-------- SOURCE PASSAGE

On a UFC 189 fight card that at times felt like a flying leap into MMA’s future, Robbie Lawler served up an old-school slugfest in the evening’s co-main event.
It turns out you can drape Lawler in his brand new Reebok “champion’s kit,” overhaul the pay-per-view broadcast with fancy retooled graphics and summon some technological wizardry to project hype videos on the actual floor of the Octagon, but the UFC welterweight champion is still going to do what he’s been doing since he was 19 years old.
Now 33, he just does it better than ever.
Lawler shifted through a number of familiar gears during the 21 minutes he spent in the cage with Rory MacDonald on Saturday night. He went from laid back to deadly serious and back again as the two put on a brawl that lifted an already stellar PPV.
In the middle, Lawler almost—but not quite—gave it away, before recovering and scoring a TKO victory early in the final round.
When it was over, he left MacDonald crumpled and defeated from a badly broken nose. Lawler stood in the center of the cage, spattered in blood and screaming from the ecstasy of successfully defending his 170-pound title for the first time.
So, pretty much vintage Lawler.
“That was the accumulation of a beatdown!” he hollered about the fight’s final sequence, when UFC color commentator Joe Rogan asked him about it immediately afterward. “That wasn’t one punch, that was years of fighting coming to fruition. I’m the champ! I’m here to stay!”
It was a modus operandi that should be well-known to hardcore MMA fans by now. They’ve only been watching Lawler do it since about 2002.
His turnaround from a rough stretch during 2010 to 2011 where he went 1-3 in the Strikeforce middleweight division has been nothing short of remarkable. Lawler’s drop to welterweight, his move to Florida’s American Top Team and a revamped training regimen have all conspired to give us one of the more miraculous late-career resurgences in UFC history.
There is an old adage in the fight game that says you’re not really a champion until you successfully defend your title. By that measure—or any—Lawler is now the new standard bearer in a weight class that unexpectedly lost dominant champion Georges St-Pierre to retirement near the end of 2013.
It was both exhilarating and sobering to watch what Lawler and MacDonald did to each other in this fight. Both men turned in inspired performances, but as MMAFighting.com’s Chuck Mindenhall succinctly noted, it was the sort of bloody slobberknocker that served as a stark reminder of their own mortality:
Like their first fight at UFC 167, Lawler started slowly. He came out of his corner stalking MacDonald around the cage like a man who knew full well he’d see the championship rounds. MacDonald scored early with a series of body kicks, though for the most part Lawler appeared to steer clear of his more dangerous combinations and easily sprawled out of the challenger’s takedown attempts.

----------------

Please copy the fight report from "Now 33, he just" up to and including "much vintage Lawler.", renaming "cage" to "Octagon" throughout. The entries come from a separate source.

-------- EXTRACTED RECORDS

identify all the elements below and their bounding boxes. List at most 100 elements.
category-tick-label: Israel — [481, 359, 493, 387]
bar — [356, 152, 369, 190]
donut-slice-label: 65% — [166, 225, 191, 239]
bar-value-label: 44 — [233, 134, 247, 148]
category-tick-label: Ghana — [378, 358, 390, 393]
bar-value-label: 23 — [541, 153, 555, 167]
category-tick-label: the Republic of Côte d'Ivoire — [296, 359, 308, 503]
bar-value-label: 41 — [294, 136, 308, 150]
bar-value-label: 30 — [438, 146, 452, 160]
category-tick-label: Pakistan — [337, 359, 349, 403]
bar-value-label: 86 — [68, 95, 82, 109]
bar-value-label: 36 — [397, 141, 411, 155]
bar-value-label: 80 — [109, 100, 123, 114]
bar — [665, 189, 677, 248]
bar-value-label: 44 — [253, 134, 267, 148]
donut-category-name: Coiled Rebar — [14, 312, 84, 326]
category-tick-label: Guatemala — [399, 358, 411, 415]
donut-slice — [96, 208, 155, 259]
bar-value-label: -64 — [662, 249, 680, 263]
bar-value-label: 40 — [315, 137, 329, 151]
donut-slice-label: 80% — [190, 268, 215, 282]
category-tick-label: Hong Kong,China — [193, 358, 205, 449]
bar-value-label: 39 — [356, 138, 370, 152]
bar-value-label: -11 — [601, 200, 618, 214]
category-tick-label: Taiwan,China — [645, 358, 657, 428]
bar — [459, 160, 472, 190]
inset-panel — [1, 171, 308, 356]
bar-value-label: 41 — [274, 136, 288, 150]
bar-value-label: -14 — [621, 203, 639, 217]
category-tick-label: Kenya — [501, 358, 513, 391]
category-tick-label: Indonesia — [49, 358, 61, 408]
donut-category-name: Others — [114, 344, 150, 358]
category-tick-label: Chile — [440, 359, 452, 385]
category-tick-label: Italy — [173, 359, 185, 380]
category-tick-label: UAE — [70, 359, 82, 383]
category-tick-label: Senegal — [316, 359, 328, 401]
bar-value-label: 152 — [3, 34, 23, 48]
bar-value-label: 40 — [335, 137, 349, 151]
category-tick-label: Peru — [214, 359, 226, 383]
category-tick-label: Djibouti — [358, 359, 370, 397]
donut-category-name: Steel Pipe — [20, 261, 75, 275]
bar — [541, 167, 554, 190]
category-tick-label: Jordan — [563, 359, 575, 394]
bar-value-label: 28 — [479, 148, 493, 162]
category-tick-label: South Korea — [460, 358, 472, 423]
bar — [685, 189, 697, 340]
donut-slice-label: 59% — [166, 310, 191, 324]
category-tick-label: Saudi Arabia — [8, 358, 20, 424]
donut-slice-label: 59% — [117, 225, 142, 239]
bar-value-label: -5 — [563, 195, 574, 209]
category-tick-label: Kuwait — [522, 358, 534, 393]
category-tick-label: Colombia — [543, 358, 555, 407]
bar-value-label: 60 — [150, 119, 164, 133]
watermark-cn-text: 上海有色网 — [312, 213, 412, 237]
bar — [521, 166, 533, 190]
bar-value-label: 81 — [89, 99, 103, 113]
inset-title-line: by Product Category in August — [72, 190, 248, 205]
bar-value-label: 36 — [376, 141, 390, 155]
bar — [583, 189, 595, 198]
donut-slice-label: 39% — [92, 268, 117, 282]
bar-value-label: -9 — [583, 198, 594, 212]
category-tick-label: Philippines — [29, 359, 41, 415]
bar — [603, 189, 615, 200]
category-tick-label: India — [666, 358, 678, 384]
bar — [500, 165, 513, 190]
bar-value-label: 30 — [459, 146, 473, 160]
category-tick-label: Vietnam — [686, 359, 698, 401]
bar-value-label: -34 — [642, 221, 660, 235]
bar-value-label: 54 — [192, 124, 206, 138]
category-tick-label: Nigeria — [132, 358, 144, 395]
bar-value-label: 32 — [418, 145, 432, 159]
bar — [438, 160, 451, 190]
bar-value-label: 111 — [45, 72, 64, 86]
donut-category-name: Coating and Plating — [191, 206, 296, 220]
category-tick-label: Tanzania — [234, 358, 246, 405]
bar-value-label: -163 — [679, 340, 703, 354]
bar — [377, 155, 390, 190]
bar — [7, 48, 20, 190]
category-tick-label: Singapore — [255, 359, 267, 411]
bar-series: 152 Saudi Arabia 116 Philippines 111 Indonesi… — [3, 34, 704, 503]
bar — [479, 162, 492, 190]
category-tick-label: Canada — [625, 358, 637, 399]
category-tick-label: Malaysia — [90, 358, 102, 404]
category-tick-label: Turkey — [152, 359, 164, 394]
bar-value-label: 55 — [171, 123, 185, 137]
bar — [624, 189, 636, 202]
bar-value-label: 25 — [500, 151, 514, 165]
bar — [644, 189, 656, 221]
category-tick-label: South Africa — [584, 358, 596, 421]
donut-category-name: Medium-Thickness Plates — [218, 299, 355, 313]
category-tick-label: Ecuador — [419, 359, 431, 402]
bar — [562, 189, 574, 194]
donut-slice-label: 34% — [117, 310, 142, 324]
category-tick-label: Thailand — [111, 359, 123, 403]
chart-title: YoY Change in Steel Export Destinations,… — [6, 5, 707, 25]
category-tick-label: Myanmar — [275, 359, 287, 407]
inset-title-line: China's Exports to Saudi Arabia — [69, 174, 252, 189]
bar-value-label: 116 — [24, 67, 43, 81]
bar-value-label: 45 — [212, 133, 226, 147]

----------------

> _RESPONSE_
Now 33, he just does it better than ever.
Lawler shifted through a number of familiar gears during the 21 minutes he spent in the Octagon with Rory MacDonald on Saturday night. He went from laid back to deadly serious and back again as the two put on a brawl that lifted an already stellar PPV.
In the middle, Lawler almost—but not quite—gave it away, before recovering and scoring a TKO victory early in the final round.
When it was over, he left MacDonald crumpled and defeated from a badly broken nose. Lawler stood in the center of the Octagon, spattered in blood and screaming from the ecstasy of successfully defending his 170-pound title for the first time.
So, pretty much vintage Lawler.